> _TASK STATEMENT_: Return all of the data exactly, with nothing left out but the pictures.

[Data entries for graphics]
▶
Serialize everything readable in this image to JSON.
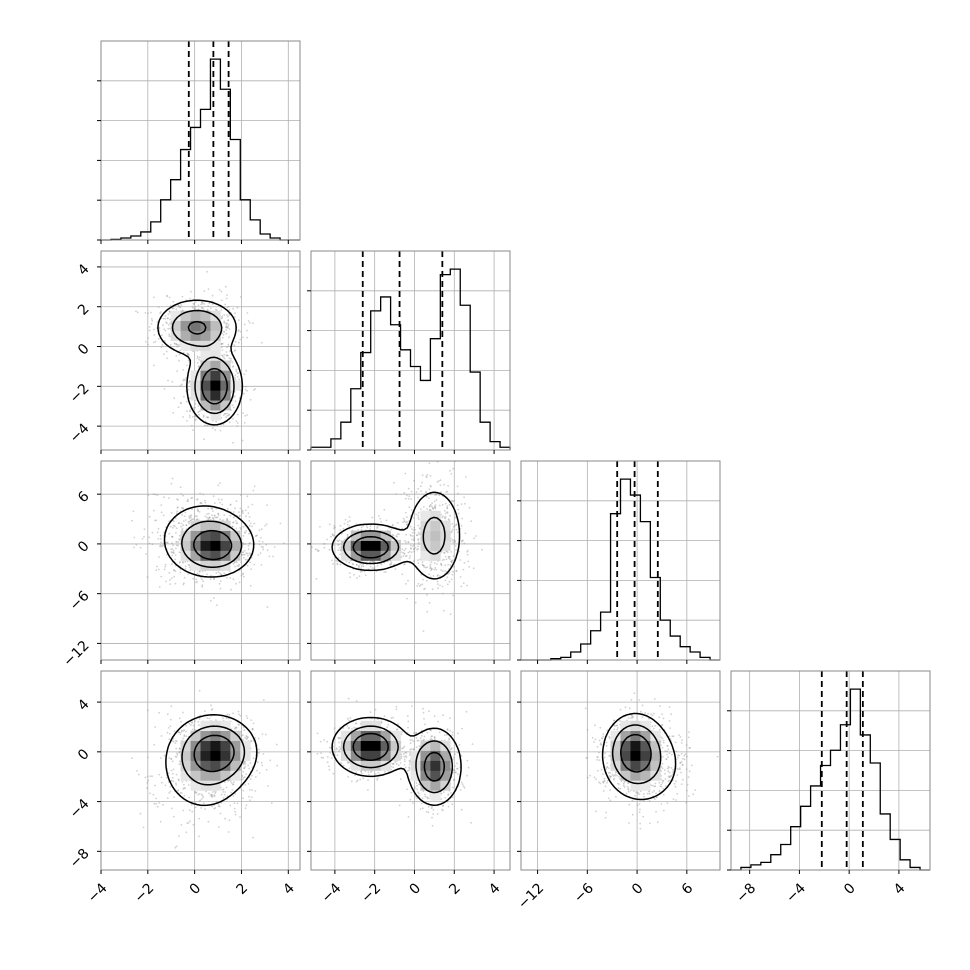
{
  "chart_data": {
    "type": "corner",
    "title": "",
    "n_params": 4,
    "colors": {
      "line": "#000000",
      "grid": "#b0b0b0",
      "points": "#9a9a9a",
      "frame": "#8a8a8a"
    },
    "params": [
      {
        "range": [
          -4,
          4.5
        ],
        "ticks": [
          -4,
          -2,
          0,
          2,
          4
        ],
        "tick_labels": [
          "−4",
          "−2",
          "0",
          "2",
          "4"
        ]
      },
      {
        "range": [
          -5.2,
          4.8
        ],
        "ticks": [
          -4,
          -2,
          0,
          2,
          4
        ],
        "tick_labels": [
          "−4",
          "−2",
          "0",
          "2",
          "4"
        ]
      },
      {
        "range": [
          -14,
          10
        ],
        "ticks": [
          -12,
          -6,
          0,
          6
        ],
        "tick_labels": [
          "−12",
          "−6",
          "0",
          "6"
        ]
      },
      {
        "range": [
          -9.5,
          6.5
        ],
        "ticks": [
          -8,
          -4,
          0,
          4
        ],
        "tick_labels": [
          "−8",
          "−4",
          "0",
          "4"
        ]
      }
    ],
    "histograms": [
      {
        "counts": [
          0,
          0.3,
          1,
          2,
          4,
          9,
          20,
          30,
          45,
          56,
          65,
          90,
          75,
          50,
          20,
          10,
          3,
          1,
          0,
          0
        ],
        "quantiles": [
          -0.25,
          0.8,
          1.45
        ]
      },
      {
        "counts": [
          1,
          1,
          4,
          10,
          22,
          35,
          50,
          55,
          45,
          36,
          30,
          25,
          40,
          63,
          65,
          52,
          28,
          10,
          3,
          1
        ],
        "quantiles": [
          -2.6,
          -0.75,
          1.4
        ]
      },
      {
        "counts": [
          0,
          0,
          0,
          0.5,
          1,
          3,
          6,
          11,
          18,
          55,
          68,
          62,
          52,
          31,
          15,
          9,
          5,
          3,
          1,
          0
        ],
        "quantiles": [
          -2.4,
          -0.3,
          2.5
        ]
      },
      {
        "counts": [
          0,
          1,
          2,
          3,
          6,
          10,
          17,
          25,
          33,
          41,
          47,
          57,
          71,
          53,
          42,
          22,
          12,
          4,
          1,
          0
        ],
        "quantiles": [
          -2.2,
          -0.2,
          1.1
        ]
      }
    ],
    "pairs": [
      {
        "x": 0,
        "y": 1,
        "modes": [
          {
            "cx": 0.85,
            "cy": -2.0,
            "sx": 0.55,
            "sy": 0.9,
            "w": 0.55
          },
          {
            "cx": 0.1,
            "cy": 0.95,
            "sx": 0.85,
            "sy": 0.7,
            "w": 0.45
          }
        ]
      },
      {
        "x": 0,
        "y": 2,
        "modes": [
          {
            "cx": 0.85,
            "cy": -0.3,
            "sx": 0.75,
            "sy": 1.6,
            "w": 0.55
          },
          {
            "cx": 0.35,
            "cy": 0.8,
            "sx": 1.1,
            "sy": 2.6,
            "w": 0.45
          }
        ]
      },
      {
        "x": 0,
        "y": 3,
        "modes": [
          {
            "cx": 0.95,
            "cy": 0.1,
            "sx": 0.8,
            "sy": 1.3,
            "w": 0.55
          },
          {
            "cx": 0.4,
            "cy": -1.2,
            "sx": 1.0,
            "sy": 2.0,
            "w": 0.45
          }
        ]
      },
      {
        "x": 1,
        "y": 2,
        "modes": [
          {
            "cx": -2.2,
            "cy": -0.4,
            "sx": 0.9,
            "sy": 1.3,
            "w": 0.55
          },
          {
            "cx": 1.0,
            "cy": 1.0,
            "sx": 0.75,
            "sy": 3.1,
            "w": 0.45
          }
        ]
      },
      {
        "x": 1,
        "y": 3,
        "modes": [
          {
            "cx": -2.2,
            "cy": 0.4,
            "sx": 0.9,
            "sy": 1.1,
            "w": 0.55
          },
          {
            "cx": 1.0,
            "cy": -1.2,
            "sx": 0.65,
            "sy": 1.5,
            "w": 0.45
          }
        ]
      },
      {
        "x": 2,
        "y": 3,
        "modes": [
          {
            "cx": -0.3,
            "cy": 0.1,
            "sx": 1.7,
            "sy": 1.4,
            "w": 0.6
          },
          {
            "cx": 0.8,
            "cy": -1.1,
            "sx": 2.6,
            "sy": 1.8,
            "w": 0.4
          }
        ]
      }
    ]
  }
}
◀
> _OUTPUT OF THE TASK_:
Serialize everything readable in this image to JSON.
{
  "chart_data": {
    "type": "corner",
    "title": "",
    "n_params": 4,
    "colors": {
      "line": "#000000",
      "grid": "#b0b0b0",
      "points": "#9a9a9a",
      "frame": "#8a8a8a"
    },
    "params": [
      {
        "range": [
          -4,
          4.5
        ],
        "ticks": [
          -4,
          -2,
          0,
          2,
          4
        ],
        "tick_labels": [
          "−4",
          "−2",
          "0",
          "2",
          "4"
        ]
      },
      {
        "range": [
          -5.2,
          4.8
        ],
        "ticks": [
          -4,
          -2,
          0,
          2,
          4
        ],
        "tick_labels": [
          "−4",
          "−2",
          "0",
          "2",
          "4"
        ]
      },
      {
        "range": [
          -14,
          10
        ],
        "ticks": [
          -12,
          -6,
          0,
          6
        ],
        "tick_labels": [
          "−12",
          "−6",
          "0",
          "6"
        ]
      },
      {
        "range": [
          -9.5,
          6.5
        ],
        "ticks": [
          -8,
          -4,
          0,
          4
        ],
        "tick_labels": [
          "−8",
          "−4",
          "0",
          "4"
        ]
      }
    ],
    "histograms": [
      {
        "counts": [
          0,
          0.3,
          1,
          2,
          4,
          9,
          20,
          30,
          45,
          56,
          65,
          90,
          75,
          50,
          20,
          10,
          3,
          1,
          0,
          0
        ],
        "quantiles": [
          -0.25,
          0.8,
          1.45
        ]
      },
      {
        "counts": [
          1,
          1,
          4,
          10,
          22,
          35,
          50,
          55,
          45,
          36,
          30,
          25,
          40,
          63,
          65,
          52,
          28,
          10,
          3,
          1
        ],
        "quantiles": [
          -2.6,
          -0.75,
          1.4
        ]
      },
      {
        "counts": [
          0,
          0,
          0,
          0.5,
          1,
          3,
          6,
          11,
          18,
          55,
          68,
          62,
          52,
          31,
          15,
          9,
          5,
          3,
          1,
          0
        ],
        "quantiles": [
          -2.4,
          -0.3,
          2.5
        ]
      },
      {
        "counts": [
          0,
          1,
          2,
          3,
          6,
          10,
          17,
          25,
          33,
          41,
          47,
          57,
          71,
          53,
          42,
          22,
          12,
          4,
          1,
          0
        ],
        "quantiles": [
          -2.2,
          -0.2,
          1.1
        ]
      }
    ],
    "pairs": [
      {
        "x": 0,
        "y": 1,
        "modes": [
          {
            "cx": 0.85,
            "cy": -2.0,
            "sx": 0.55,
            "sy": 0.9,
            "w": 0.55
          },
          {
            "cx": 0.1,
            "cy": 0.95,
            "sx": 0.85,
            "sy": 0.7,
            "w": 0.45
          }
        ]
      },
      {
        "x": 0,
        "y": 2,
        "modes": [
          {
            "cx": 0.85,
            "cy": -0.3,
            "sx": 0.75,
            "sy": 1.6,
            "w": 0.55
          },
          {
            "cx": 0.35,
            "cy": 0.8,
            "sx": 1.1,
            "sy": 2.6,
            "w": 0.45
          }
        ]
      },
      {
        "x": 0,
        "y": 3,
        "modes": [
          {
            "cx": 0.95,
            "cy": 0.1,
            "sx": 0.8,
            "sy": 1.3,
            "w": 0.55
          },
          {
            "cx": 0.4,
            "cy": -1.2,
            "sx": 1.0,
            "sy": 2.0,
            "w": 0.45
          }
        ]
      },
      {
        "x": 1,
        "y": 2,
        "modes": [
          {
            "cx": -2.2,
            "cy": -0.4,
            "sx": 0.9,
            "sy": 1.3,
            "w": 0.55
          },
          {
            "cx": 1.0,
            "cy": 1.0,
            "sx": 0.75,
            "sy": 3.1,
            "w": 0.45
          }
        ]
      },
      {
        "x": 1,
        "y": 3,
        "modes": [
          {
            "cx": -2.2,
            "cy": 0.4,
            "sx": 0.9,
            "sy": 1.1,
            "w": 0.55
          },
          {
            "cx": 1.0,
            "cy": -1.2,
            "sx": 0.65,
            "sy": 1.5,
            "w": 0.45
          }
        ]
      },
      {
        "x": 2,
        "y": 3,
        "modes": [
          {
            "cx": -0.3,
            "cy": 0.1,
            "sx": 1.7,
            "sy": 1.4,
            "w": 0.6
          },
          {
            "cx": 0.8,
            "cy": -1.1,
            "sx": 2.6,
            "sy": 1.8,
            "w": 0.4
          }
        ]
      }
    ]
  }
}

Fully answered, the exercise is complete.